(Document page text data)
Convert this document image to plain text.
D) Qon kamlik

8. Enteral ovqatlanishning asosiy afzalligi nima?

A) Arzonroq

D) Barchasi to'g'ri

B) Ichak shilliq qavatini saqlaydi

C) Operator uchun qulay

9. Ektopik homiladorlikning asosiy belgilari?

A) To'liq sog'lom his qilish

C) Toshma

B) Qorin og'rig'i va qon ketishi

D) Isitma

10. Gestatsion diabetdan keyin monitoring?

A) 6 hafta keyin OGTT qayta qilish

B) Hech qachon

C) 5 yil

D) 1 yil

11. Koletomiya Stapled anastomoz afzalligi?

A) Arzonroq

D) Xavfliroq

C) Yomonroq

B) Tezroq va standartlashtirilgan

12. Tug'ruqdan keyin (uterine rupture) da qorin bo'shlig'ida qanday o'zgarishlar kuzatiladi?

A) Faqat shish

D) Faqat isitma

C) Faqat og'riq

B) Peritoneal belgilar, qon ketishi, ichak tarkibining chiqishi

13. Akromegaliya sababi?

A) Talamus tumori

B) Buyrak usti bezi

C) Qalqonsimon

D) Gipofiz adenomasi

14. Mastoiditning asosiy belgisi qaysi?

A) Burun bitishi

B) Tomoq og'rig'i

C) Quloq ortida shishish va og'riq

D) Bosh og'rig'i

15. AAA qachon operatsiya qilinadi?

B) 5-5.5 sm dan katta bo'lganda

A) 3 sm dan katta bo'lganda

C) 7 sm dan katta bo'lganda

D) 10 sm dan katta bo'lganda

** WHAT NEEDS TO BE DONE **
Return each line of the data above verbatim.

** OUTPUT FOR THIS TASK **
Convert this document image to plain text.
D) Qon kamlik

8. Enteral ovqatlanishning asosiy afzalligi nima?

A) Arzonroq

D) Barchasi to'g'ri

B) Ichak shilliq qavatini saqlaydi

C) Operator uchun qulay

9. Ektopik homiladorlikning asosiy belgilari?

A) To'liq sog'lom his qilish

C) Toshma

B) Qorin og'rig'i va qon ketishi

D) Isitma

10. Gestatsion diabetdan keyin monitoring?

A) 6 hafta keyin OGTT qayta qilish

B) Hech qachon

C) 5 yil

D) 1 yil

11. Koletomiya Stapled anastomoz afzalligi?

A) Arzonroq

D) Xavfliroq

C) Yomonroq

B) Tezroq va standartlashtirilgan

12. Tug'ruqdan keyin (uterine rupture) da qorin bo'shlig'ida qanday o'zgarishlar kuzatiladi?

A) Faqat shish

D) Faqat isitma

C) Faqat og'riq

B) Peritoneal belgilar, qon ketishi, ichak tarkibining chiqishi

13. Akromegaliya sababi?

A) Talamus tumori

B) Buyrak usti bezi

C) Qalqonsimon

D) Gipofiz adenomasi

14. Mastoiditning asosiy belgisi qaysi?

A) Burun bitishi

B) Tomoq og'rig'i

C) Quloq ortida shishish va og'riq

D) Bosh og'rig'i

15. AAA qachon operatsiya qilinadi?

B) 5-5.5 sm dan katta bo'lganda

A) 3 sm dan katta bo'lganda

C) 7 sm dan katta bo'lganda

D) 10 sm dan katta bo'lganda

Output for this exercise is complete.